(Data excerpts)
-=-=-=-=-

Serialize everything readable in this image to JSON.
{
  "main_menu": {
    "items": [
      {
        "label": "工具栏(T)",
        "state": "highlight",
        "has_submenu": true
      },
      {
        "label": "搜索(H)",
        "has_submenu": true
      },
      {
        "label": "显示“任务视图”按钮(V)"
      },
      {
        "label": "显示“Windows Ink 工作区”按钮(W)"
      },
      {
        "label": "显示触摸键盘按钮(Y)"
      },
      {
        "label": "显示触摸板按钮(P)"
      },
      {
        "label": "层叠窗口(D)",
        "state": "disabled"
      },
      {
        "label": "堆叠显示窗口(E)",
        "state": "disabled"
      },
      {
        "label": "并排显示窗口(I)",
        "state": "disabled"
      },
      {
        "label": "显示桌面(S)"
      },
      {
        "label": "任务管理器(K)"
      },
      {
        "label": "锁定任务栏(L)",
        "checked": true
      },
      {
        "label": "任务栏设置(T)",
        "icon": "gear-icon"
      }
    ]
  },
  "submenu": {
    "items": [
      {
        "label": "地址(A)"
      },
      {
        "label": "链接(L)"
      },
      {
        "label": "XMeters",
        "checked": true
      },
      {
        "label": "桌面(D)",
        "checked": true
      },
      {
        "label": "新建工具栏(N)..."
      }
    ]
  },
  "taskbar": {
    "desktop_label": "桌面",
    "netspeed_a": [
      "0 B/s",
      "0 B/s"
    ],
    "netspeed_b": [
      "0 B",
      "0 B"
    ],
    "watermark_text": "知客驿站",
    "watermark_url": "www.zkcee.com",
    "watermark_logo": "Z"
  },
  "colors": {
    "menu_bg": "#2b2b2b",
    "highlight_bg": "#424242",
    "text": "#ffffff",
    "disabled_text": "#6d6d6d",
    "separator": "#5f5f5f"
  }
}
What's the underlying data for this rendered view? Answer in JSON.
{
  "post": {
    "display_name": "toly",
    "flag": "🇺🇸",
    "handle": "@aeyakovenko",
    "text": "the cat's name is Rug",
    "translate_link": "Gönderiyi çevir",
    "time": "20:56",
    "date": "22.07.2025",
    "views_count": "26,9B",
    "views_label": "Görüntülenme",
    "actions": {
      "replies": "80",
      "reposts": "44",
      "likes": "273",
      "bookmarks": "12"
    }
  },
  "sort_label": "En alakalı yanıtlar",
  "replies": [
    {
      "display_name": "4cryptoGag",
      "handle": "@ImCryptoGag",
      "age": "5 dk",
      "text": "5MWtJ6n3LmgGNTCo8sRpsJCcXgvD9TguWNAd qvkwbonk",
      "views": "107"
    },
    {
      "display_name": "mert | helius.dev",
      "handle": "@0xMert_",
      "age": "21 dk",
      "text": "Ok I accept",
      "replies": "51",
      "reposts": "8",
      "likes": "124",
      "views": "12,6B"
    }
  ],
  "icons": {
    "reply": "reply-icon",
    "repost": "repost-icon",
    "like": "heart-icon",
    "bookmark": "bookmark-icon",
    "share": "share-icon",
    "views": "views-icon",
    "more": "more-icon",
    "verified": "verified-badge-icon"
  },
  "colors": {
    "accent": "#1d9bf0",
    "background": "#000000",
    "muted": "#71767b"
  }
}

-=-=-=-=-

The request -> Copy out all of the lines above exactly.

Solution to the exercise ->
Serialize everything readable in this image to JSON.
{
  "main_menu": {
    "items": [
      {
        "label": "工具栏(T)",
        "state": "highlight",
        "has_submenu": true
      },
      {
        "label": "搜索(H)",
        "has_submenu": true
      },
      {
        "label": "显示“任务视图”按钮(V)"
      },
      {
        "label": "显示“Windows Ink 工作区”按钮(W)"
      },
      {
        "label": "显示触摸键盘按钮(Y)"
      },
      {
        "label": "显示触摸板按钮(P)"
      },
      {
        "label": "层叠窗口(D)",
        "state": "disabled"
      },
      {
        "label": "堆叠显示窗口(E)",
        "state": "disabled"
      },
      {
        "label": "并排显示窗口(I)",
        "state": "disabled"
      },
      {
        "label": "显示桌面(S)"
      },
      {
        "label": "任务管理器(K)"
      },
      {
        "label": "锁定任务栏(L)",
        "checked": true
      },
      {
        "label": "任务栏设置(T)",
        "icon": "gear-icon"
      }
    ]
  },
  "submenu": {
    "items": [
      {
        "label": "地址(A)"
      },
      {
        "label": "链接(L)"
      },
      {
        "label": "XMeters",
        "checked": true
      },
      {
        "label": "桌面(D)",
        "checked": true
      },
      {
        "label": "新建工具栏(N)..."
      }
    ]
  },
  "taskbar": {
    "desktop_label": "桌面",
    "netspeed_a": [
      "0 B/s",
      "0 B/s"
    ],
    "netspeed_b": [
      "0 B",
      "0 B"
    ],
    "watermark_text": "知客驿站",
    "watermark_url": "www.zkcee.com",
    "watermark_logo": "Z"
  },
  "colors": {
    "menu_bg": "#2b2b2b",
    "highlight_bg": "#424242",
    "text": "#ffffff",
    "disabled_text": "#6d6d6d",
    "separator": "#5f5f5f"
  }
}
What's the underlying data for this rendered view? Answer in JSON.
{
  "post": {
    "display_name": "toly",
    "flag": "🇺🇸",
    "handle": "@aeyakovenko",
    "text": "the cat's name is Rug",
    "translate_link": "Gönderiyi çevir",
    "time": "20:56",
    "date": "22.07.2025",
    "views_count": "26,9B",
    "views_label": "Görüntülenme",
    "actions": {
      "replies": "80",
      "reposts": "44",
      "likes": "273",
      "bookmarks": "12"
    }
  },
  "sort_label": "En alakalı yanıtlar",
  "replies": [
    {
      "display_name": "4cryptoGag",
      "handle": "@ImCryptoGag",
      "age": "5 dk",
      "text": "5MWtJ6n3LmgGNTCo8sRpsJCcXgvD9TguWNAd qvkwbonk",
      "views": "107"
    },
    {
      "display_name": "mert | helius.dev",
      "handle": "@0xMert_",
      "age": "21 dk",
      "text": "Ok I accept",
      "replies": "51",
      "reposts": "8",
      "likes": "124",
      "views": "12,6B"
    }
  ],
  "icons": {
    "reply": "reply-icon",
    "repost": "repost-icon",
    "like": "heart-icon",
    "bookmark": "bookmark-icon",
    "share": "share-icon",
    "views": "views-icon",
    "more": "more-icon",
    "verified": "verified-badge-icon"
  },
  "colors": {
    "accent": "#1d9bf0",
    "background": "#000000",
    "muted": "#71767b"
  }
}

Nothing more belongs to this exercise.